#### Written problem
Filter the data for lines with the word "eyepiece", then copy every line so identified.

(Part of a data file)
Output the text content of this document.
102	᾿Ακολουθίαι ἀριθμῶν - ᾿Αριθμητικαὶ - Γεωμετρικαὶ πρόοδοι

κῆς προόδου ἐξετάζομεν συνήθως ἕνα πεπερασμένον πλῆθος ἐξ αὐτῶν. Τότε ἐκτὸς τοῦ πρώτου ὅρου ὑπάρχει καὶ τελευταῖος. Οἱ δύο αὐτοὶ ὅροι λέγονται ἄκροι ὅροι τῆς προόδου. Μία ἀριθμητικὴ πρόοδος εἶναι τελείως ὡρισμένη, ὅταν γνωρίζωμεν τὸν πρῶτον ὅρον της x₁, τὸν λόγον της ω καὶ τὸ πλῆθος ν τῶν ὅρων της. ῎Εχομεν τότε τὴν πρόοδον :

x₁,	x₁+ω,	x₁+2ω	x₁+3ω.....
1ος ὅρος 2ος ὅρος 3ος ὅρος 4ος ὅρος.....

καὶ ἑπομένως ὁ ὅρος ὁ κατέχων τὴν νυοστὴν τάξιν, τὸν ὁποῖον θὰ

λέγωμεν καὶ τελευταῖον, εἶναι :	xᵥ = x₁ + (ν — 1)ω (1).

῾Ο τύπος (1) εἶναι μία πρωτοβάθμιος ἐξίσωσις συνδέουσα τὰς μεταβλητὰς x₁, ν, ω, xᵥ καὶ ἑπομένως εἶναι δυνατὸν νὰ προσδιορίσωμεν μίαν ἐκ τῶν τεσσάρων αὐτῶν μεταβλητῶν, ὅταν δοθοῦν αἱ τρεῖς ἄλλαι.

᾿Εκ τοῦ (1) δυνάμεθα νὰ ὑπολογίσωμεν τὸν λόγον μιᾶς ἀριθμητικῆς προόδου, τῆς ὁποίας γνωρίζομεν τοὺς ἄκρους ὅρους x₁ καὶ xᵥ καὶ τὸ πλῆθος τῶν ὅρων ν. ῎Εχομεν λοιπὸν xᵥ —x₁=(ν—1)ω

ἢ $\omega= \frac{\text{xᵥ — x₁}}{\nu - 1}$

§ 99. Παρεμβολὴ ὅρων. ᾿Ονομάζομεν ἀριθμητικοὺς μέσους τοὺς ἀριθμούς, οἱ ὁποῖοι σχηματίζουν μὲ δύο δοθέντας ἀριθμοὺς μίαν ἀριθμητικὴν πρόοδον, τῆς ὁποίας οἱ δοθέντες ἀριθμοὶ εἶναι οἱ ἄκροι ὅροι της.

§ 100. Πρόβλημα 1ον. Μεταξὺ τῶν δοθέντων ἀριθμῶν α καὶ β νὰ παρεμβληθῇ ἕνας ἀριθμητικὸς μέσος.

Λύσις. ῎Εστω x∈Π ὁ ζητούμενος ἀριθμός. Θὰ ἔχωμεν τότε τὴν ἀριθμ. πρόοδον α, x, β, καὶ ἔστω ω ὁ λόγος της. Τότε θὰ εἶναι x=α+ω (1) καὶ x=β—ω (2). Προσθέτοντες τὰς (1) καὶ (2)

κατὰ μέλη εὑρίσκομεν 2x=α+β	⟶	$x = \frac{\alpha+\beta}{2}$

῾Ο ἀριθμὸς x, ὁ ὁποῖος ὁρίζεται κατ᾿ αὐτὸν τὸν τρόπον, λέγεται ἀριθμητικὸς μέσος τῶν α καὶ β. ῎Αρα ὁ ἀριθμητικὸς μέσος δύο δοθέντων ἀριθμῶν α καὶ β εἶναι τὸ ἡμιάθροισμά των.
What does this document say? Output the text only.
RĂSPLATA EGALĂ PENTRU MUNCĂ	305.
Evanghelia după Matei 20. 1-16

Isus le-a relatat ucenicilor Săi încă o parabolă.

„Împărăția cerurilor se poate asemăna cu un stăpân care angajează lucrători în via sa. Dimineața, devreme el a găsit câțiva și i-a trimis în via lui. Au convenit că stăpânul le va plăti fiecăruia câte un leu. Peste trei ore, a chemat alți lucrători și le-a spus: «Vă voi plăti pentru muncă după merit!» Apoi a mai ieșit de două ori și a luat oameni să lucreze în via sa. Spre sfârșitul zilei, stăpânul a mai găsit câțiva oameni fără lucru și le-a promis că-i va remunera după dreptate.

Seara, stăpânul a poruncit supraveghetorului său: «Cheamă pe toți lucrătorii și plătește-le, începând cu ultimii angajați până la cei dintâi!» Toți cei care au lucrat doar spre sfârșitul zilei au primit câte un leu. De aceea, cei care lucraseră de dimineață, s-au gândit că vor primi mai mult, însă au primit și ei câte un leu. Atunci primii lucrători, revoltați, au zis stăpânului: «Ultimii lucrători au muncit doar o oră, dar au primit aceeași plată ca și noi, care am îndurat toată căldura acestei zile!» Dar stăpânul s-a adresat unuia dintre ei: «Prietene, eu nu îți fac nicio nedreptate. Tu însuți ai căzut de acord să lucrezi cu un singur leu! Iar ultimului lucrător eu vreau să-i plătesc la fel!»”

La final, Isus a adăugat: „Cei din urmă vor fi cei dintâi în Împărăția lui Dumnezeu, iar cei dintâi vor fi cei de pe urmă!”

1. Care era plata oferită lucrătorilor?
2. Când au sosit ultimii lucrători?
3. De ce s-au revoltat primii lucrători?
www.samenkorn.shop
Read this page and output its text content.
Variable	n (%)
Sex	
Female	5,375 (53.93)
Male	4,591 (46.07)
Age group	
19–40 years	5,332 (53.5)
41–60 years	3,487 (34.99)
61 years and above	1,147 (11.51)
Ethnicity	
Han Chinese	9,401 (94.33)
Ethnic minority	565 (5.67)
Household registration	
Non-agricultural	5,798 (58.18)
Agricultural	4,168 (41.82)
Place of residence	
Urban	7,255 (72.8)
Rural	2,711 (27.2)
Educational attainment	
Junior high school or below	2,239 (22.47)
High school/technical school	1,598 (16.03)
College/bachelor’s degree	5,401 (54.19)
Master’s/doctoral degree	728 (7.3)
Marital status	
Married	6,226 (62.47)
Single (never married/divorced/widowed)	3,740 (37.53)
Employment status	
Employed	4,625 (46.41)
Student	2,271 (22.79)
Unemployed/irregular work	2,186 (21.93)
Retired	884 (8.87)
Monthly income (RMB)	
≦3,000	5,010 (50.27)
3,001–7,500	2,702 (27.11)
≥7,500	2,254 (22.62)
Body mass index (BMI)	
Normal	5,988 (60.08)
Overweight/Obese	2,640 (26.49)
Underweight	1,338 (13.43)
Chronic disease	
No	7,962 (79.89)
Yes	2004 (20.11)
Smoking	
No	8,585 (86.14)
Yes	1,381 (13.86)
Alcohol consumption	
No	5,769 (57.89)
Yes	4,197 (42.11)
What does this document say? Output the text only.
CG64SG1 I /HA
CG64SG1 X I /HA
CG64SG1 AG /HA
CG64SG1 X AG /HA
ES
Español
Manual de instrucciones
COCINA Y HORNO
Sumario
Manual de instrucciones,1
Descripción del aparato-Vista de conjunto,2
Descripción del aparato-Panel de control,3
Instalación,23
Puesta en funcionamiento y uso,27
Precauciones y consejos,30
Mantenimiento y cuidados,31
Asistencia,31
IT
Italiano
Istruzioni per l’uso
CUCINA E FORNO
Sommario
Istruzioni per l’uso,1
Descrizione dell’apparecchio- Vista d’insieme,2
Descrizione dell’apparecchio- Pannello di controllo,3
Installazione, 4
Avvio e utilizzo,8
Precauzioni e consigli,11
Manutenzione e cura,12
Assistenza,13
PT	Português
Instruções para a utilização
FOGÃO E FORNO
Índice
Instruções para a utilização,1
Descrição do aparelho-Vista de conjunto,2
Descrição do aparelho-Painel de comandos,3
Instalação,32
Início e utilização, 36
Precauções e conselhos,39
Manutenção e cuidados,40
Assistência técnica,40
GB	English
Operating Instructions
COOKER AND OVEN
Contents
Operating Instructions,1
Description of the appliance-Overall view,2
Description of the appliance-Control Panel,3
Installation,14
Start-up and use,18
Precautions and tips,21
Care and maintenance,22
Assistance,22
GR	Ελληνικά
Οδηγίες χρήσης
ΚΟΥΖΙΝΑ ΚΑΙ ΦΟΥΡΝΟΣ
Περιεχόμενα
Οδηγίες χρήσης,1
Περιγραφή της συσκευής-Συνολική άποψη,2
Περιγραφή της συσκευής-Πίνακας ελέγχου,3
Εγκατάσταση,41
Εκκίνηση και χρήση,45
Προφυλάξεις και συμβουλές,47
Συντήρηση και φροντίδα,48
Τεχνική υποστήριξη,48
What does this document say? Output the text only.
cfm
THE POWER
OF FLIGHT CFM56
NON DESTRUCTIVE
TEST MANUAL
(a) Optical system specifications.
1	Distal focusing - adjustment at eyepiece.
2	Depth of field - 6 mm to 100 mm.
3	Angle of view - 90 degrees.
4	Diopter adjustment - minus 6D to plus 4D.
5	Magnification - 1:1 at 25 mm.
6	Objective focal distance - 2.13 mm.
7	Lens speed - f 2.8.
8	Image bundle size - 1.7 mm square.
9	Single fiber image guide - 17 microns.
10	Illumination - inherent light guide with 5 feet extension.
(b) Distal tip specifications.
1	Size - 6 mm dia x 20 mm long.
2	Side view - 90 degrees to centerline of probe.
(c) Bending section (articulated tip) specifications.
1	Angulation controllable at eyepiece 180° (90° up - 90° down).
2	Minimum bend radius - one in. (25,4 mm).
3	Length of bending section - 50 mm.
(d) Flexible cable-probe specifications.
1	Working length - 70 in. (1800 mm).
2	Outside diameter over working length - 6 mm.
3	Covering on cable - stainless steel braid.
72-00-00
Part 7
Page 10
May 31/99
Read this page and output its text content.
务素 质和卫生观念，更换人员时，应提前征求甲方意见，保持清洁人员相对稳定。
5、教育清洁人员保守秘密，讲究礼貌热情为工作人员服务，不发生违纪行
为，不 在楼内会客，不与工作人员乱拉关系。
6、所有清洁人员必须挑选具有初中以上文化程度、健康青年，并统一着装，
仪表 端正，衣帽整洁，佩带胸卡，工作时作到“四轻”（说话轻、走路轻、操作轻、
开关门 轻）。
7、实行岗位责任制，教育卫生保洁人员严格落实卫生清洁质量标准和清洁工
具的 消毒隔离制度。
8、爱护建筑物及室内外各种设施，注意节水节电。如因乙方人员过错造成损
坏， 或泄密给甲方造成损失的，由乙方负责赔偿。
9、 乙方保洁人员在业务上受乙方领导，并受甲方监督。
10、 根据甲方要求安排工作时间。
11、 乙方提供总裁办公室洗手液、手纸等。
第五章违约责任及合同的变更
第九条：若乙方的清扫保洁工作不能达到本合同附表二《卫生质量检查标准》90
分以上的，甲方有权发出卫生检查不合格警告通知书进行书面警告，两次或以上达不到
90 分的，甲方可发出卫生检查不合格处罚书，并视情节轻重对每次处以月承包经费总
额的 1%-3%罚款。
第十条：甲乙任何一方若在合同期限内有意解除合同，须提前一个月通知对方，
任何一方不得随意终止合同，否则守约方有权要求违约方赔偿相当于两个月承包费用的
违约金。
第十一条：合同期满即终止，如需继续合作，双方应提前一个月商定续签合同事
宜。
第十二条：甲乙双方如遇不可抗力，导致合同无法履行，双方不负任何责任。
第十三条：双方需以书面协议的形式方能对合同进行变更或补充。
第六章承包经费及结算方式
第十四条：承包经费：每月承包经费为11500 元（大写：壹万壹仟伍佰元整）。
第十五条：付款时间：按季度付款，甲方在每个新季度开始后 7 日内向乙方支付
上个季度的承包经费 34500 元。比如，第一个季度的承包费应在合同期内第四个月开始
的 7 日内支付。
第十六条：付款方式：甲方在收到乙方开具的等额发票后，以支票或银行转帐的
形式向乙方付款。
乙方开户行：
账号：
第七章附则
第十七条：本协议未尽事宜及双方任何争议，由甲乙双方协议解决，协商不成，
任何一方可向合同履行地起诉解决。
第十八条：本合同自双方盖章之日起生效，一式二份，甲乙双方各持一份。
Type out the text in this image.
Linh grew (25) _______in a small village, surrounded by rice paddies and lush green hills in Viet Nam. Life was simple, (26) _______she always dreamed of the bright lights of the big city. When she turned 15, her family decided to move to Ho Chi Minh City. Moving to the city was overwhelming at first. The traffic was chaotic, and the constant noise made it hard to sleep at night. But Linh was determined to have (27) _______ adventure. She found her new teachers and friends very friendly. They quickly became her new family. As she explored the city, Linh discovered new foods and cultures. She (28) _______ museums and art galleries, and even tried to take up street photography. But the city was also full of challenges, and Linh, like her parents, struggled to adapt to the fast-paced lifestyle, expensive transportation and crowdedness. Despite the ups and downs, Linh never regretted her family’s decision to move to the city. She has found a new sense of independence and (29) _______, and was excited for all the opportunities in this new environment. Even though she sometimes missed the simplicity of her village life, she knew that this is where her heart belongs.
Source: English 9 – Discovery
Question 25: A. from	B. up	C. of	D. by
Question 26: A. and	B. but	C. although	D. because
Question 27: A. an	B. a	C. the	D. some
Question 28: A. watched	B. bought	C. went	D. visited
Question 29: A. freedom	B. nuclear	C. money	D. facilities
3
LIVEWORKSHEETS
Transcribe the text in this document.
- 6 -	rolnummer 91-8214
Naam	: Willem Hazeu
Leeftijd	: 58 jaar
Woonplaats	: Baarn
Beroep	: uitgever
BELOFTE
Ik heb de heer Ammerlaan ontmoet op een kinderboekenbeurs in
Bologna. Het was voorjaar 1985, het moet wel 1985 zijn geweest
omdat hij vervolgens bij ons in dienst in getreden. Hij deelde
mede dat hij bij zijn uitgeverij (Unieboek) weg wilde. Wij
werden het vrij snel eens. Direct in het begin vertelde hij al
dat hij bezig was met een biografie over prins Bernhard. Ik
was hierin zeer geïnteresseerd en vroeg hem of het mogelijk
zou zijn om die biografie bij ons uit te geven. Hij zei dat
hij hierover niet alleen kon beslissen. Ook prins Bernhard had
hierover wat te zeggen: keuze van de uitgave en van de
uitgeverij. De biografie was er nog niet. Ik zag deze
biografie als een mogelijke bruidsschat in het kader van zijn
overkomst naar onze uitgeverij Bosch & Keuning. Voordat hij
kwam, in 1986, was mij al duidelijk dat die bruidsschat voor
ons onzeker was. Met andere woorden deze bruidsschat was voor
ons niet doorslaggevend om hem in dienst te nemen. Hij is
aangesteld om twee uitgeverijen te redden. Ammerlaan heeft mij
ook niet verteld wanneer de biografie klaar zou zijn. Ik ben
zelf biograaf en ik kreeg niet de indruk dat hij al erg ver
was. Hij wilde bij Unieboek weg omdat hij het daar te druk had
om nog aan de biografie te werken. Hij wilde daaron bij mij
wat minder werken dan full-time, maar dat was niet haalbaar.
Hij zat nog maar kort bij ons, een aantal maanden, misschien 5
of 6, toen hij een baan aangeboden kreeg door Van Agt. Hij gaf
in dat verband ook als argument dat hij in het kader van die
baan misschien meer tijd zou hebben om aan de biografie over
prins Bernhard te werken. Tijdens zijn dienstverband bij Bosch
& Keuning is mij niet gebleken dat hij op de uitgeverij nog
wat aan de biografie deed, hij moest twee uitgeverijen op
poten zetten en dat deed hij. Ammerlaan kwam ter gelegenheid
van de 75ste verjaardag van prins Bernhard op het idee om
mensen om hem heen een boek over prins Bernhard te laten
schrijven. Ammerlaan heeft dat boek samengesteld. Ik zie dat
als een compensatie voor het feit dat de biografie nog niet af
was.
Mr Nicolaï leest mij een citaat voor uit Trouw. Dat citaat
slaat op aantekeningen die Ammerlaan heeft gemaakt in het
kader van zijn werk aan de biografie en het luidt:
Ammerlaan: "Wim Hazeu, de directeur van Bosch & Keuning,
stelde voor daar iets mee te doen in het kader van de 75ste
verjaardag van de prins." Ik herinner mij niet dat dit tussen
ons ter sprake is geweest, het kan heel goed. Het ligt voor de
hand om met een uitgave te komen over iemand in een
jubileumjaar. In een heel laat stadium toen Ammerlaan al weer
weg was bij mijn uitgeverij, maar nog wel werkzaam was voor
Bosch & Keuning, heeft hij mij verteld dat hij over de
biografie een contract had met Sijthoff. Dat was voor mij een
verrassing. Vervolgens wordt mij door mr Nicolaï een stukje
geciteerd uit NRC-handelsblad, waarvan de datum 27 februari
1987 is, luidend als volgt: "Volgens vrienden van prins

#### Task output
1	Distal focusing - adjustment at eyepiece.
1	Angulation controllable at eyepiece 180° (90° up - 90° down).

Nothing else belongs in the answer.